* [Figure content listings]

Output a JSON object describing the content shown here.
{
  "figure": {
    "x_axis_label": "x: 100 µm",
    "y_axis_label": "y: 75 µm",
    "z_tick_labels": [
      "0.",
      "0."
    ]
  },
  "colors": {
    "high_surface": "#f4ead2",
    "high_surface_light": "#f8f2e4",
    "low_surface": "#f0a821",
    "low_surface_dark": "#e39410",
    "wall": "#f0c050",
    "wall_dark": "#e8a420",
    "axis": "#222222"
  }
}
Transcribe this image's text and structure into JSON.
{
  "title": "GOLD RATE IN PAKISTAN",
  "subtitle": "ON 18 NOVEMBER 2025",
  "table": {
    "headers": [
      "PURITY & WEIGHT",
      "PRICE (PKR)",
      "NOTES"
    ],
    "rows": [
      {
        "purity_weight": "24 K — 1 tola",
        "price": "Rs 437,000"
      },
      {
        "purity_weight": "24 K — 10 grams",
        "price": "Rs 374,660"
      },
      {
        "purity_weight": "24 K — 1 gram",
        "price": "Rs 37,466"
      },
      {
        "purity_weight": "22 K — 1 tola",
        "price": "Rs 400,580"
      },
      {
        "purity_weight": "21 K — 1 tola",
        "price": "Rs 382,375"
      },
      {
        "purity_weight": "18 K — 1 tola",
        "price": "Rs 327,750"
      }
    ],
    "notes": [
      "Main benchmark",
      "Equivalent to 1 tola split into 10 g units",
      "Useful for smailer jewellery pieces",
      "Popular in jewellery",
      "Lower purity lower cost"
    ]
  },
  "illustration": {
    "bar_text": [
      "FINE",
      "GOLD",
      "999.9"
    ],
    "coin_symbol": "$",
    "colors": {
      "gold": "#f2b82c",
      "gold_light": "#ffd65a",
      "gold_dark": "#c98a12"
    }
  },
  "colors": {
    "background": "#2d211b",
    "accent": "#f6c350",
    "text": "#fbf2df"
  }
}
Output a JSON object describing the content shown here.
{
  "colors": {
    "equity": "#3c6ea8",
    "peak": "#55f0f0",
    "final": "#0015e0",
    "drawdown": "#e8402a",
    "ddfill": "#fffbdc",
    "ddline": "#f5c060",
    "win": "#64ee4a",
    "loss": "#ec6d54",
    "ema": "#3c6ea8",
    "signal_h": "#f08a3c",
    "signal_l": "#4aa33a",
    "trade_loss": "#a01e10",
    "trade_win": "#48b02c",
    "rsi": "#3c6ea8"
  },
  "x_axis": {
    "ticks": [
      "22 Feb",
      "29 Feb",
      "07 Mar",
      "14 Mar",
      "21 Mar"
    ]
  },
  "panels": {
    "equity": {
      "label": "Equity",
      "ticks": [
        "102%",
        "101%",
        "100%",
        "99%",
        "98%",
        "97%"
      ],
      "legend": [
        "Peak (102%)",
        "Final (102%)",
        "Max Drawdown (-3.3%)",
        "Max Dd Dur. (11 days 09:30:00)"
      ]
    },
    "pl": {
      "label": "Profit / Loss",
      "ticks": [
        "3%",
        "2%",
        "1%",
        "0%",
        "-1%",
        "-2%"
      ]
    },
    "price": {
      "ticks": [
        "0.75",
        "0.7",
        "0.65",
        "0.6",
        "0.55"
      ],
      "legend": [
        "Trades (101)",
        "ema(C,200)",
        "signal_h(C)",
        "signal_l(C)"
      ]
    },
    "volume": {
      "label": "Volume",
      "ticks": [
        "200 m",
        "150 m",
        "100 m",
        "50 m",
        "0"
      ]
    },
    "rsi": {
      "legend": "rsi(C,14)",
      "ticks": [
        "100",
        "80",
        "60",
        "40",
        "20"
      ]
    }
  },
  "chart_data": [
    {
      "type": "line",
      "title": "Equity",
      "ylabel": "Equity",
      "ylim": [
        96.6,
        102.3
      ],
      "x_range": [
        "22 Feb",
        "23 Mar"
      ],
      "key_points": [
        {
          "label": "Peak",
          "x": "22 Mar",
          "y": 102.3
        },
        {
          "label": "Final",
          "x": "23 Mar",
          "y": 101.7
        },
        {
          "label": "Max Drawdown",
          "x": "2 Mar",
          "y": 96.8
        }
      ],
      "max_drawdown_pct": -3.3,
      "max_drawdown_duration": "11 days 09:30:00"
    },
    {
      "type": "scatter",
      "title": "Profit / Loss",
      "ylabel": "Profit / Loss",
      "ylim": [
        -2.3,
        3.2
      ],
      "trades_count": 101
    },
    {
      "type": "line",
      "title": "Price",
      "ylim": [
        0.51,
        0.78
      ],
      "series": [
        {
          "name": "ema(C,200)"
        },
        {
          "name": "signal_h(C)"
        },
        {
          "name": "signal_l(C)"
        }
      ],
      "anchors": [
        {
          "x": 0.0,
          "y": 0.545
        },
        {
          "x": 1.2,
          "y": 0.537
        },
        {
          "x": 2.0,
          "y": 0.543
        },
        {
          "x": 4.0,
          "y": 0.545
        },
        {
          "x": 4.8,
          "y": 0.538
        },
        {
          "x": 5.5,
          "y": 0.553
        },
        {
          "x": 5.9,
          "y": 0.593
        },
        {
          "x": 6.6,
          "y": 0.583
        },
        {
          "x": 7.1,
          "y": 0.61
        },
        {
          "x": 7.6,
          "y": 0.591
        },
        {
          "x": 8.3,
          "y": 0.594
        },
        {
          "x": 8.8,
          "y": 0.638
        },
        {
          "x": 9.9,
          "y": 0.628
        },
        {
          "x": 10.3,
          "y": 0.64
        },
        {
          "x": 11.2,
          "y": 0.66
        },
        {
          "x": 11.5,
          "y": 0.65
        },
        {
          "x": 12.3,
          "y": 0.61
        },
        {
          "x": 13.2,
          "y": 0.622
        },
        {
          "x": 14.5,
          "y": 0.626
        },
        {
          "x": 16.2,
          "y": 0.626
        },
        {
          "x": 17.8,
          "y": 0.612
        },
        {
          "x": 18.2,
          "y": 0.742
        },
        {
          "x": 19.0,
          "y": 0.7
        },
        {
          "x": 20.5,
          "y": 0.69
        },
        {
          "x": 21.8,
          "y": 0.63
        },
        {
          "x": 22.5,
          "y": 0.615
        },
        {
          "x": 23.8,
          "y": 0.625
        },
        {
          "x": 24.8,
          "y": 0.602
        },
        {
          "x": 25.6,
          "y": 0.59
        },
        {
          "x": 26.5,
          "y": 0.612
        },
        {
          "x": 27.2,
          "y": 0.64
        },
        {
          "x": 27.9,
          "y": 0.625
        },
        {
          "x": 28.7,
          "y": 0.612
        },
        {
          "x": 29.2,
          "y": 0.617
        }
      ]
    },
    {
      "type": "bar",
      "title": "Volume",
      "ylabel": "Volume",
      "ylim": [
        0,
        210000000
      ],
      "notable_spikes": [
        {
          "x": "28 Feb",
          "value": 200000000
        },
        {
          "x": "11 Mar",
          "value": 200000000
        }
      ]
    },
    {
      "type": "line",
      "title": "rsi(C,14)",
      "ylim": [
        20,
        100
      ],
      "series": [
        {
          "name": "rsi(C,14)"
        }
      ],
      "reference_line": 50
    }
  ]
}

* [STATED PROBLEM] Pull out and copy each line containing the string "Profit".

* [ANSWER TO THE EXERCISE]
      "label": "Profit / Loss",
      "title": "Profit / Loss",
      "ylabel": "Profit / Loss",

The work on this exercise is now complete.